Data provided:
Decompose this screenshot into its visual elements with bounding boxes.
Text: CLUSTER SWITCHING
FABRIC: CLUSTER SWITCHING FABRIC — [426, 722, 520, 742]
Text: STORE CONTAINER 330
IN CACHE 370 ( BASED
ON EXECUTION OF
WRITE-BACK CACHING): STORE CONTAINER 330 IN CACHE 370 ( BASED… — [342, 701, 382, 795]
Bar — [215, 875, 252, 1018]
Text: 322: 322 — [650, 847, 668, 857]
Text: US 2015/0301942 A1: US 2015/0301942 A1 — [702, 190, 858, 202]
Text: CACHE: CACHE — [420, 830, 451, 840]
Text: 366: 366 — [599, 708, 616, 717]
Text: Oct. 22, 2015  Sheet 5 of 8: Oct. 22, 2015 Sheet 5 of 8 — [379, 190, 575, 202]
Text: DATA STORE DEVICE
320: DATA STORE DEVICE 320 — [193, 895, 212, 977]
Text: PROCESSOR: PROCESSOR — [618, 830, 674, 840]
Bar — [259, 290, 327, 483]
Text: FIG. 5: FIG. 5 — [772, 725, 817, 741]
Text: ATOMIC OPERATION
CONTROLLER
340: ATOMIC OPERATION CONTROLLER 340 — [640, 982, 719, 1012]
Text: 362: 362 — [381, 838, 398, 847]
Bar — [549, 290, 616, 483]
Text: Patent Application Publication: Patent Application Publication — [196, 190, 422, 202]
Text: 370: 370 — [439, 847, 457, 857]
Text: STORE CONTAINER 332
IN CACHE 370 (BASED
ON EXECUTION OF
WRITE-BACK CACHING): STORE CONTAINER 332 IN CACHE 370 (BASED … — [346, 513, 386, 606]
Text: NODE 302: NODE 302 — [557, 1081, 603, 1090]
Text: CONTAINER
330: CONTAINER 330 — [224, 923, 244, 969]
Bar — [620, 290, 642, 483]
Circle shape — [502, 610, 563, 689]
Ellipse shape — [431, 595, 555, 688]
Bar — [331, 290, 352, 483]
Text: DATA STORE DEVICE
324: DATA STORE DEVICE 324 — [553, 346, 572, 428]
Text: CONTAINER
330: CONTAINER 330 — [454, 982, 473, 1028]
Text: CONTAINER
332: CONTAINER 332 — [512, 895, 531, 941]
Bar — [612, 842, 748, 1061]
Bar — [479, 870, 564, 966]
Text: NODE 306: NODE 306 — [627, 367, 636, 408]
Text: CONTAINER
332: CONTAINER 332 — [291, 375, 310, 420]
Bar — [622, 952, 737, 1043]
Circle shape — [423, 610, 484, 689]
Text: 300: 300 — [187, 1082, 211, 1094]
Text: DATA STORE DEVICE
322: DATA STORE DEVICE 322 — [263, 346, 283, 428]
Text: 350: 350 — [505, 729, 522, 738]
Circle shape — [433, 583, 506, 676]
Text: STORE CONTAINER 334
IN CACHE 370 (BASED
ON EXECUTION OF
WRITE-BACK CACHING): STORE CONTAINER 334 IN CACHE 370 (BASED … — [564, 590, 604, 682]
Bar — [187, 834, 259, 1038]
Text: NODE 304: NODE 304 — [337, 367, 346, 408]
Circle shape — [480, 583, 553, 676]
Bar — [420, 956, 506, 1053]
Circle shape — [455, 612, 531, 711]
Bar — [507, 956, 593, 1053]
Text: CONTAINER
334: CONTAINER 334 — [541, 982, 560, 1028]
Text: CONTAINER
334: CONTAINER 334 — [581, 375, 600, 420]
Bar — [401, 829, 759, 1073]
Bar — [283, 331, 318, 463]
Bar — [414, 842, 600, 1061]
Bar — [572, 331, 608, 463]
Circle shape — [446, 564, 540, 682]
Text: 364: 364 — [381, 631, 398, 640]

Set problem:
Print every line of the data above again, unchanged and in the same order.

Exercise result:
Decompose this screenshot into its visual elements with bounding boxes.
Text: CLUSTER SWITCHING
FABRIC: CLUSTER SWITCHING FABRIC — [426, 722, 520, 742]
Text: STORE CONTAINER 330
IN CACHE 370 ( BASED
ON EXECUTION OF
WRITE-BACK CACHING): STORE CONTAINER 330 IN CACHE 370 ( BASED… — [342, 701, 382, 795]
Bar — [215, 875, 252, 1018]
Text: 322: 322 — [650, 847, 668, 857]
Text: US 2015/0301942 A1: US 2015/0301942 A1 — [702, 190, 858, 202]
Text: CACHE: CACHE — [420, 830, 451, 840]
Text: 366: 366 — [599, 708, 616, 717]
Text: Oct. 22, 2015  Sheet 5 of 8: Oct. 22, 2015 Sheet 5 of 8 — [379, 190, 575, 202]
Text: DATA STORE DEVICE
320: DATA STORE DEVICE 320 — [193, 895, 212, 977]
Text: PROCESSOR: PROCESSOR — [618, 830, 674, 840]
Bar — [259, 290, 327, 483]
Text: FIG. 5: FIG. 5 — [772, 725, 817, 741]
Text: ATOMIC OPERATION
CONTROLLER
340: ATOMIC OPERATION CONTROLLER 340 — [640, 982, 719, 1012]
Text: 362: 362 — [381, 838, 398, 847]
Bar — [549, 290, 616, 483]
Text: Patent Application Publication: Patent Application Publication — [196, 190, 422, 202]
Text: 370: 370 — [439, 847, 457, 857]
Text: STORE CONTAINER 332
IN CACHE 370 (BASED
ON EXECUTION OF
WRITE-BACK CACHING): STORE CONTAINER 332 IN CACHE 370 (BASED … — [346, 513, 386, 606]
Text: NODE 302: NODE 302 — [557, 1081, 603, 1090]
Text: CONTAINER
330: CONTAINER 330 — [224, 923, 244, 969]
Bar — [620, 290, 642, 483]
Circle shape — [502, 610, 563, 689]
Ellipse shape — [431, 595, 555, 688]
Bar — [331, 290, 352, 483]
Text: DATA STORE DEVICE
324: DATA STORE DEVICE 324 — [553, 346, 572, 428]
Text: CONTAINER
330: CONTAINER 330 — [454, 982, 473, 1028]
Text: CONTAINER
332: CONTAINER 332 — [512, 895, 531, 941]
Bar — [612, 842, 748, 1061]
Bar — [479, 870, 564, 966]
Text: NODE 306: NODE 306 — [627, 367, 636, 408]
Text: CONTAINER
332: CONTAINER 332 — [291, 375, 310, 420]
Bar — [622, 952, 737, 1043]
Circle shape — [423, 610, 484, 689]
Text: 300: 300 — [187, 1082, 211, 1094]
Text: DATA STORE DEVICE
322: DATA STORE DEVICE 322 — [263, 346, 283, 428]
Text: 350: 350 — [505, 729, 522, 738]
Circle shape — [433, 583, 506, 676]
Text: STORE CONTAINER 334
IN CACHE 370 (BASED
ON EXECUTION OF
WRITE-BACK CACHING): STORE CONTAINER 334 IN CACHE 370 (BASED … — [564, 590, 604, 682]
Bar — [187, 834, 259, 1038]
Text: NODE 304: NODE 304 — [337, 367, 346, 408]
Circle shape — [480, 583, 553, 676]
Bar — [420, 956, 506, 1053]
Circle shape — [455, 612, 531, 711]
Bar — [507, 956, 593, 1053]
Text: CONTAINER
334: CONTAINER 334 — [541, 982, 560, 1028]
Text: CONTAINER
334: CONTAINER 334 — [581, 375, 600, 420]
Bar — [401, 829, 759, 1073]
Bar — [283, 331, 318, 463]
Bar — [414, 842, 600, 1061]
Bar — [572, 331, 608, 463]
Circle shape — [446, 564, 540, 682]
Text: 364: 364 — [381, 631, 398, 640]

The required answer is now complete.